START Source information

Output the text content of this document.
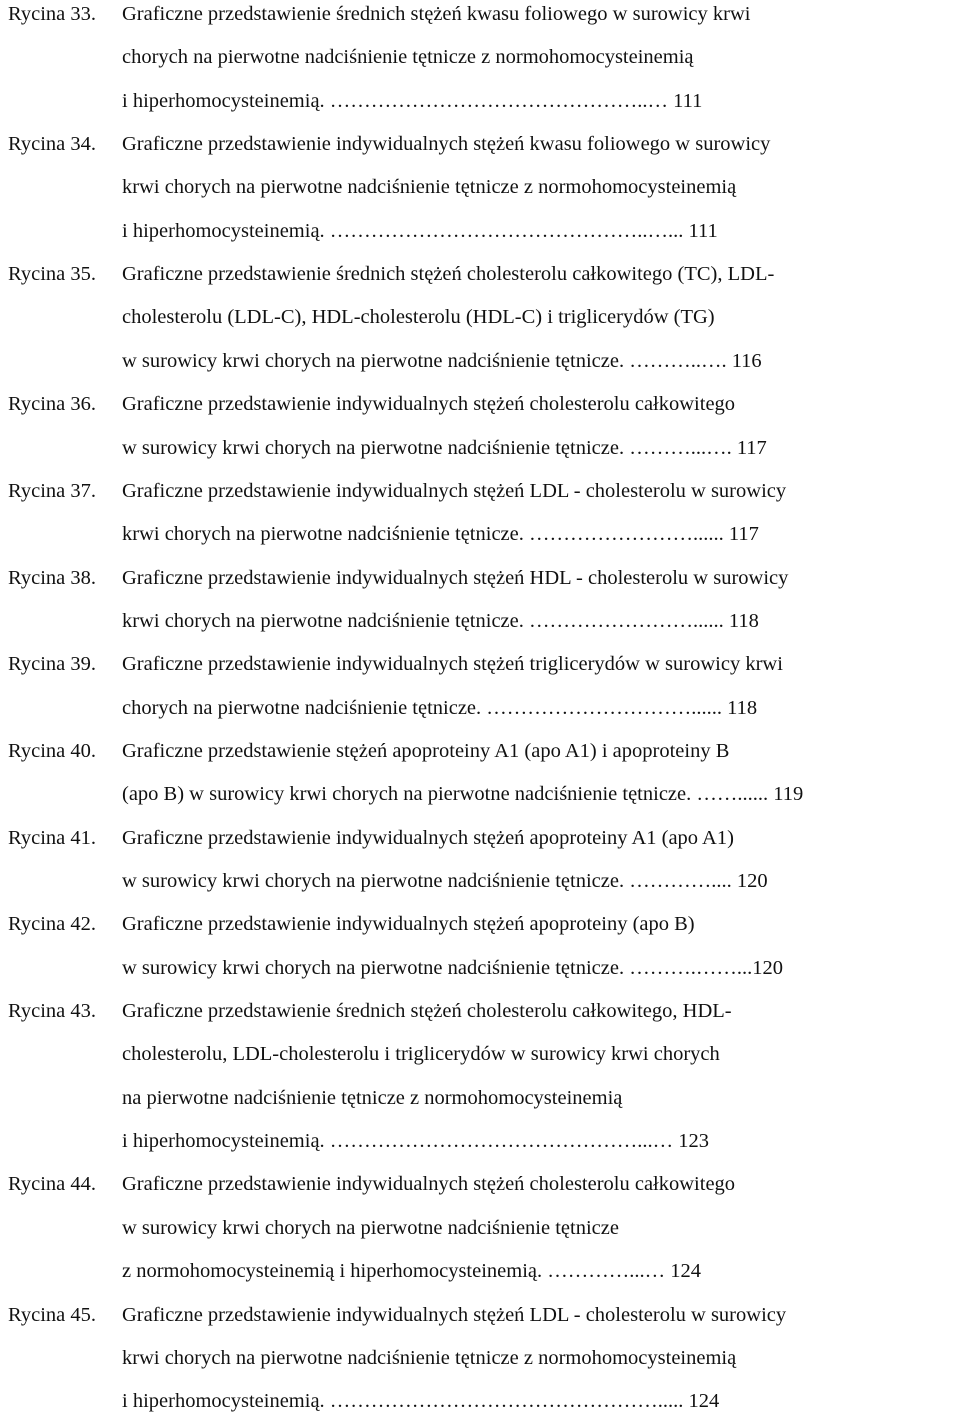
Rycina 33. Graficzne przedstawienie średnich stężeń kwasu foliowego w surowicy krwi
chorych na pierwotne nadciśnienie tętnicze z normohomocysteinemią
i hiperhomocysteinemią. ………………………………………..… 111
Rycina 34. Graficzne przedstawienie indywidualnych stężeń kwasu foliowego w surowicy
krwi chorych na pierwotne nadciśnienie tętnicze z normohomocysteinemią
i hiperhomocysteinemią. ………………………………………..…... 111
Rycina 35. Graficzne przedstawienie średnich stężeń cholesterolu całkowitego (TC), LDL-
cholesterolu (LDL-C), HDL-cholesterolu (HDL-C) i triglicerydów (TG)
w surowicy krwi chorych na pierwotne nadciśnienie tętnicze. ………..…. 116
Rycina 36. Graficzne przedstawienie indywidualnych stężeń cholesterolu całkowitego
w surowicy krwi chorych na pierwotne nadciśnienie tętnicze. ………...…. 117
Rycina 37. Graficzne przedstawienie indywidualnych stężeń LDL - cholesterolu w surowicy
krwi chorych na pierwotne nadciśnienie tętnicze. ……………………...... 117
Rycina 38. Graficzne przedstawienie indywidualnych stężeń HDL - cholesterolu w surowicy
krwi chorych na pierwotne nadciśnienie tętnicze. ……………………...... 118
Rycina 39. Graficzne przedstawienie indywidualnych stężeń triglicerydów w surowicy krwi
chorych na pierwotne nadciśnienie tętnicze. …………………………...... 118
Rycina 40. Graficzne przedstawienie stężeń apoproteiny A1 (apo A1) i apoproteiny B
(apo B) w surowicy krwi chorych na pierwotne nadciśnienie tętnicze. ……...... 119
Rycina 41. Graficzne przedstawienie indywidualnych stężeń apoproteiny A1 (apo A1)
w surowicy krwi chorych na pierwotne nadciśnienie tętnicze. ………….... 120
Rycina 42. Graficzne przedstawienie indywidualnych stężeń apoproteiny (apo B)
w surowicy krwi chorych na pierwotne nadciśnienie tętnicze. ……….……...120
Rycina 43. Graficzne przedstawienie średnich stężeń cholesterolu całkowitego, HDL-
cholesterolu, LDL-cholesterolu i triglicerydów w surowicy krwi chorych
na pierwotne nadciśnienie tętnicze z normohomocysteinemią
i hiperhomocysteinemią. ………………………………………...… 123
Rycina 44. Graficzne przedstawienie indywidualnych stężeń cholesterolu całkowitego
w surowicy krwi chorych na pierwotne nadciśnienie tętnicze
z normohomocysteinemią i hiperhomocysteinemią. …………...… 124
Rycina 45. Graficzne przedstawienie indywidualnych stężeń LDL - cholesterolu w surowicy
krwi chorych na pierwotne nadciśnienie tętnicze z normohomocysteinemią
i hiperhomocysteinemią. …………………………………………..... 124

END Source information

Assigned task. Check every line of the entries above, and copy those that carry the string "apoproteiny".

Answer section.
Rycina 40. Graficzne przedstawienie stężeń apoproteiny A1 (apo A1) i apoproteiny B
Rycina 41. Graficzne przedstawienie indywidualnych stężeń apoproteiny A1 (apo A1)
Rycina 42. Graficzne przedstawienie indywidualnych stężeń apoproteiny (apo B)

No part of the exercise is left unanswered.